→ GIVEN TASK: Print every line of the listing exactly, please.

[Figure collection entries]
################
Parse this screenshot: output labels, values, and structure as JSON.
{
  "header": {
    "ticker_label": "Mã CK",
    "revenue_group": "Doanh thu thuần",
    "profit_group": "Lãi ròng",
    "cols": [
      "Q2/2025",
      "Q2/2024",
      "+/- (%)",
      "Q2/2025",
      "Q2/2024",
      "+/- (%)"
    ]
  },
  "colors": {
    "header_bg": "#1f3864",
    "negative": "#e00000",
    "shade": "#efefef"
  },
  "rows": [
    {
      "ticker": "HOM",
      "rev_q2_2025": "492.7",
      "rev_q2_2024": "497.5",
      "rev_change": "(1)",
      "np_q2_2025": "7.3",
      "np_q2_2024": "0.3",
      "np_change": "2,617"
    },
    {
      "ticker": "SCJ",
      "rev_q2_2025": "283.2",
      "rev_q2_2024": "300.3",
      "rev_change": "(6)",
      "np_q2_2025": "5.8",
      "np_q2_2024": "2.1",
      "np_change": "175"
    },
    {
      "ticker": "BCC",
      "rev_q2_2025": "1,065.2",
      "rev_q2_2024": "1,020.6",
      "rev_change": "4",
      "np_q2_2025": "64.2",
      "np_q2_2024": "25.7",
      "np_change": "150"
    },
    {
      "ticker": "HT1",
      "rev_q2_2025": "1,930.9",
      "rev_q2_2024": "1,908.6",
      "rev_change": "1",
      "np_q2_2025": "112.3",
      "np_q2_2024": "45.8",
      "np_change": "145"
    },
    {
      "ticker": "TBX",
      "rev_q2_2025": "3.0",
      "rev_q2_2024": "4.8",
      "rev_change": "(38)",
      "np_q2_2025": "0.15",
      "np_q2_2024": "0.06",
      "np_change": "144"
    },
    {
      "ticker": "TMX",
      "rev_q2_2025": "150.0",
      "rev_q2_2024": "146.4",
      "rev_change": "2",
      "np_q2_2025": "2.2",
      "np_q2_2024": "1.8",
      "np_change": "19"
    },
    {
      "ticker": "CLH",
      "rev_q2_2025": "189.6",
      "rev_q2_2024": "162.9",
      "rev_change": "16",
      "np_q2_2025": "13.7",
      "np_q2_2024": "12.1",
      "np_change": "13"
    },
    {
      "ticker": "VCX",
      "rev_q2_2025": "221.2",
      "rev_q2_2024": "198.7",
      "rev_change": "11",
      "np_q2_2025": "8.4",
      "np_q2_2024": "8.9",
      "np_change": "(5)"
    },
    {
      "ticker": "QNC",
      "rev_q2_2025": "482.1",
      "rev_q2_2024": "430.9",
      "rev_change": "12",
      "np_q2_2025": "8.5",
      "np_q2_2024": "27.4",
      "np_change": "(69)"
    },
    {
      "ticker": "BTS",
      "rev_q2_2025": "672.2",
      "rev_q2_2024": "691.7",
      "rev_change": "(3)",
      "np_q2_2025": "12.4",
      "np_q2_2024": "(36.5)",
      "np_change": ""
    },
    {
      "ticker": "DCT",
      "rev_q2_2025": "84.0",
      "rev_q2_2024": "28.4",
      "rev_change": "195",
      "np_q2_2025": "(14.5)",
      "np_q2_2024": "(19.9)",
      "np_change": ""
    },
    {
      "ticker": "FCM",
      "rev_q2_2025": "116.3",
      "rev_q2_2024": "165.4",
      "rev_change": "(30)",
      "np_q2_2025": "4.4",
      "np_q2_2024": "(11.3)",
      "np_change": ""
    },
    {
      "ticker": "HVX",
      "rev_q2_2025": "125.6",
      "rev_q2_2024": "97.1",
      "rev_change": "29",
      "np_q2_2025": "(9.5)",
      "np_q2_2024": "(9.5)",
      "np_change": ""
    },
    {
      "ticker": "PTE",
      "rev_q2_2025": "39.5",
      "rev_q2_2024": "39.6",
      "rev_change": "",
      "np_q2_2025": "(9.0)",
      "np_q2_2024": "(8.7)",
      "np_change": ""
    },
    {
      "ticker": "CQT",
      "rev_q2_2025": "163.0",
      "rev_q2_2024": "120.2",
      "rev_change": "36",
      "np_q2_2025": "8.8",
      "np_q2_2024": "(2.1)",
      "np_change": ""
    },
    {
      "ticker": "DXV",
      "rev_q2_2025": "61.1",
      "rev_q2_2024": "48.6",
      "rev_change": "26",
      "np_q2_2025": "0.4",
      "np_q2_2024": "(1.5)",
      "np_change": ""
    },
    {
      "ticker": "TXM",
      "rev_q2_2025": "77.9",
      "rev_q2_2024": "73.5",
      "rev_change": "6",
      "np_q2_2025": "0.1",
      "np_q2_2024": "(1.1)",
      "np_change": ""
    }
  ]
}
################
→ ANSWER IN FULL:
Parse this screenshot: output labels, values, and structure as JSON.
{
  "header": {
    "ticker_label": "Mã CK",
    "revenue_group": "Doanh thu thuần",
    "profit_group": "Lãi ròng",
    "cols": [
      "Q2/2025",
      "Q2/2024",
      "+/- (%)",
      "Q2/2025",
      "Q2/2024",
      "+/- (%)"
    ]
  },
  "colors": {
    "header_bg": "#1f3864",
    "negative": "#e00000",
    "shade": "#efefef"
  },
  "rows": [
    {
      "ticker": "HOM",
      "rev_q2_2025": "492.7",
      "rev_q2_2024": "497.5",
      "rev_change": "(1)",
      "np_q2_2025": "7.3",
      "np_q2_2024": "0.3",
      "np_change": "2,617"
    },
    {
      "ticker": "SCJ",
      "rev_q2_2025": "283.2",
      "rev_q2_2024": "300.3",
      "rev_change": "(6)",
      "np_q2_2025": "5.8",
      "np_q2_2024": "2.1",
      "np_change": "175"
    },
    {
      "ticker": "BCC",
      "rev_q2_2025": "1,065.2",
      "rev_q2_2024": "1,020.6",
      "rev_change": "4",
      "np_q2_2025": "64.2",
      "np_q2_2024": "25.7",
      "np_change": "150"
    },
    {
      "ticker": "HT1",
      "rev_q2_2025": "1,930.9",
      "rev_q2_2024": "1,908.6",
      "rev_change": "1",
      "np_q2_2025": "112.3",
      "np_q2_2024": "45.8",
      "np_change": "145"
    },
    {
      "ticker": "TBX",
      "rev_q2_2025": "3.0",
      "rev_q2_2024": "4.8",
      "rev_change": "(38)",
      "np_q2_2025": "0.15",
      "np_q2_2024": "0.06",
      "np_change": "144"
    },
    {
      "ticker": "TMX",
      "rev_q2_2025": "150.0",
      "rev_q2_2024": "146.4",
      "rev_change": "2",
      "np_q2_2025": "2.2",
      "np_q2_2024": "1.8",
      "np_change": "19"
    },
    {
      "ticker": "CLH",
      "rev_q2_2025": "189.6",
      "rev_q2_2024": "162.9",
      "rev_change": "16",
      "np_q2_2025": "13.7",
      "np_q2_2024": "12.1",
      "np_change": "13"
    },
    {
      "ticker": "VCX",
      "rev_q2_2025": "221.2",
      "rev_q2_2024": "198.7",
      "rev_change": "11",
      "np_q2_2025": "8.4",
      "np_q2_2024": "8.9",
      "np_change": "(5)"
    },
    {
      "ticker": "QNC",
      "rev_q2_2025": "482.1",
      "rev_q2_2024": "430.9",
      "rev_change": "12",
      "np_q2_2025": "8.5",
      "np_q2_2024": "27.4",
      "np_change": "(69)"
    },
    {
      "ticker": "BTS",
      "rev_q2_2025": "672.2",
      "rev_q2_2024": "691.7",
      "rev_change": "(3)",
      "np_q2_2025": "12.4",
      "np_q2_2024": "(36.5)",
      "np_change": ""
    },
    {
      "ticker": "DCT",
      "rev_q2_2025": "84.0",
      "rev_q2_2024": "28.4",
      "rev_change": "195",
      "np_q2_2025": "(14.5)",
      "np_q2_2024": "(19.9)",
      "np_change": ""
    },
    {
      "ticker": "FCM",
      "rev_q2_2025": "116.3",
      "rev_q2_2024": "165.4",
      "rev_change": "(30)",
      "np_q2_2025": "4.4",
      "np_q2_2024": "(11.3)",
      "np_change": ""
    },
    {
      "ticker": "HVX",
      "rev_q2_2025": "125.6",
      "rev_q2_2024": "97.1",
      "rev_change": "29",
      "np_q2_2025": "(9.5)",
      "np_q2_2024": "(9.5)",
      "np_change": ""
    },
    {
      "ticker": "PTE",
      "rev_q2_2025": "39.5",
      "rev_q2_2024": "39.6",
      "rev_change": "",
      "np_q2_2025": "(9.0)",
      "np_q2_2024": "(8.7)",
      "np_change": ""
    },
    {
      "ticker": "CQT",
      "rev_q2_2025": "163.0",
      "rev_q2_2024": "120.2",
      "rev_change": "36",
      "np_q2_2025": "8.8",
      "np_q2_2024": "(2.1)",
      "np_change": ""
    },
    {
      "ticker": "DXV",
      "rev_q2_2025": "61.1",
      "rev_q2_2024": "48.6",
      "rev_change": "26",
      "np_q2_2025": "0.4",
      "np_q2_2024": "(1.5)",
      "np_change": ""
    },
    {
      "ticker": "TXM",
      "rev_q2_2025": "77.9",
      "rev_q2_2024": "73.5",
      "rev_change": "6",
      "np_q2_2025": "0.1",
      "np_q2_2024": "(1.1)",
      "np_change": ""
    }
  ]
}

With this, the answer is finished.